Short exercise -
Set down the full listing exactly as given. Any pictures are to be left out.

· · · ·

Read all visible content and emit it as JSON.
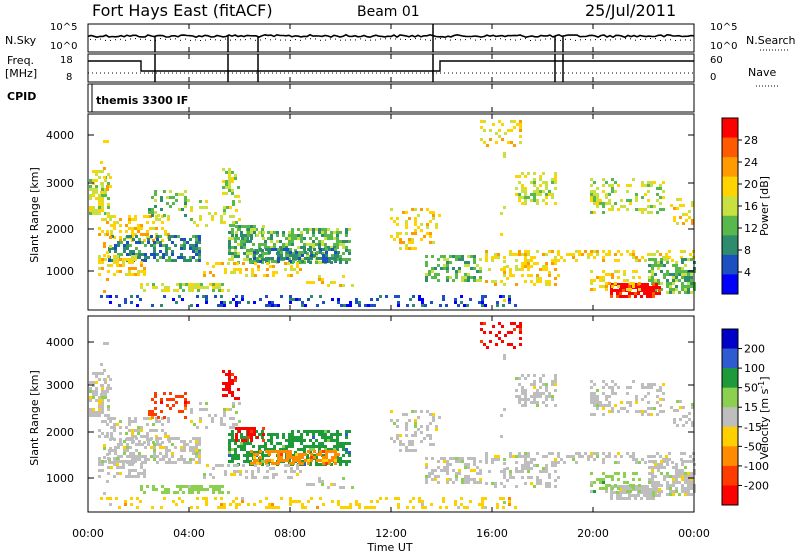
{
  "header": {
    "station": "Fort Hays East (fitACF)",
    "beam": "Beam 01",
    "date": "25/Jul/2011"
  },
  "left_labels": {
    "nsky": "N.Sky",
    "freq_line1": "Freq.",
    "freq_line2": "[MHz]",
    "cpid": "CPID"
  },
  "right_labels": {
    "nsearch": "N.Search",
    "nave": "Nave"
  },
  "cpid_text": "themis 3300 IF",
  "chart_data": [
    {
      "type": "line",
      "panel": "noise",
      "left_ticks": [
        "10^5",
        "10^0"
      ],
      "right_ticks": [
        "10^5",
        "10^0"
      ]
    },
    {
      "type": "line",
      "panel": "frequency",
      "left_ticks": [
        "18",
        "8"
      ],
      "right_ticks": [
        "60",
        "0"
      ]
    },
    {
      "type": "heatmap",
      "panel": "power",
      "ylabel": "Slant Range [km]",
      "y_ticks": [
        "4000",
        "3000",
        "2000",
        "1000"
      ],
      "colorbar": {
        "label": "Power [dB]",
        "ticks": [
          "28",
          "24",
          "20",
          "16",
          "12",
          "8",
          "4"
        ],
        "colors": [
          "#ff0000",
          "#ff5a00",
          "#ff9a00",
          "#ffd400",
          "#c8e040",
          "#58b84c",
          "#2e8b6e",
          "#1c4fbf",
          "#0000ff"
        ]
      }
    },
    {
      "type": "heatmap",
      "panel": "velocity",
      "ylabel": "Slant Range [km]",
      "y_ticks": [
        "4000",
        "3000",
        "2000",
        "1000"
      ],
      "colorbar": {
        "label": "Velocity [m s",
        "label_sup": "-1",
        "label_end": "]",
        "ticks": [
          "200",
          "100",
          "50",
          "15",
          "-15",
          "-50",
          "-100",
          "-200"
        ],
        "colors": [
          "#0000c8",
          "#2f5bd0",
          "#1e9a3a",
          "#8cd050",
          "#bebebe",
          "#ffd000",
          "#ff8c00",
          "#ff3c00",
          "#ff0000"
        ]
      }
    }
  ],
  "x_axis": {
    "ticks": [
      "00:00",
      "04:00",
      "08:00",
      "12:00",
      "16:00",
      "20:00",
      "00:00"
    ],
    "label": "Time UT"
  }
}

· · · ·

In response -
Read all visible content and emit it as JSON.
{
  "header": {
    "station": "Fort Hays East (fitACF)",
    "beam": "Beam 01",
    "date": "25/Jul/2011"
  },
  "left_labels": {
    "nsky": "N.Sky",
    "freq_line1": "Freq.",
    "freq_line2": "[MHz]",
    "cpid": "CPID"
  },
  "right_labels": {
    "nsearch": "N.Search",
    "nave": "Nave"
  },
  "cpid_text": "themis 3300 IF",
  "chart_data": [
    {
      "type": "line",
      "panel": "noise",
      "left_ticks": [
        "10^5",
        "10^0"
      ],
      "right_ticks": [
        "10^5",
        "10^0"
      ]
    },
    {
      "type": "line",
      "panel": "frequency",
      "left_ticks": [
        "18",
        "8"
      ],
      "right_ticks": [
        "60",
        "0"
      ]
    },
    {
      "type": "heatmap",
      "panel": "power",
      "ylabel": "Slant Range [km]",
      "y_ticks": [
        "4000",
        "3000",
        "2000",
        "1000"
      ],
      "colorbar": {
        "label": "Power [dB]",
        "ticks": [
          "28",
          "24",
          "20",
          "16",
          "12",
          "8",
          "4"
        ],
        "colors": [
          "#ff0000",
          "#ff5a00",
          "#ff9a00",
          "#ffd400",
          "#c8e040",
          "#58b84c",
          "#2e8b6e",
          "#1c4fbf",
          "#0000ff"
        ]
      }
    },
    {
      "type": "heatmap",
      "panel": "velocity",
      "ylabel": "Slant Range [km]",
      "y_ticks": [
        "4000",
        "3000",
        "2000",
        "1000"
      ],
      "colorbar": {
        "label": "Velocity [m s",
        "label_sup": "-1",
        "label_end": "]",
        "ticks": [
          "200",
          "100",
          "50",
          "15",
          "-15",
          "-50",
          "-100",
          "-200"
        ],
        "colors": [
          "#0000c8",
          "#2f5bd0",
          "#1e9a3a",
          "#8cd050",
          "#bebebe",
          "#ffd000",
          "#ff8c00",
          "#ff3c00",
          "#ff0000"
        ]
      }
    }
  ],
  "x_axis": {
    "ticks": [
      "00:00",
      "04:00",
      "08:00",
      "12:00",
      "16:00",
      "20:00",
      "00:00"
    ],
    "label": "Time UT"
  }
}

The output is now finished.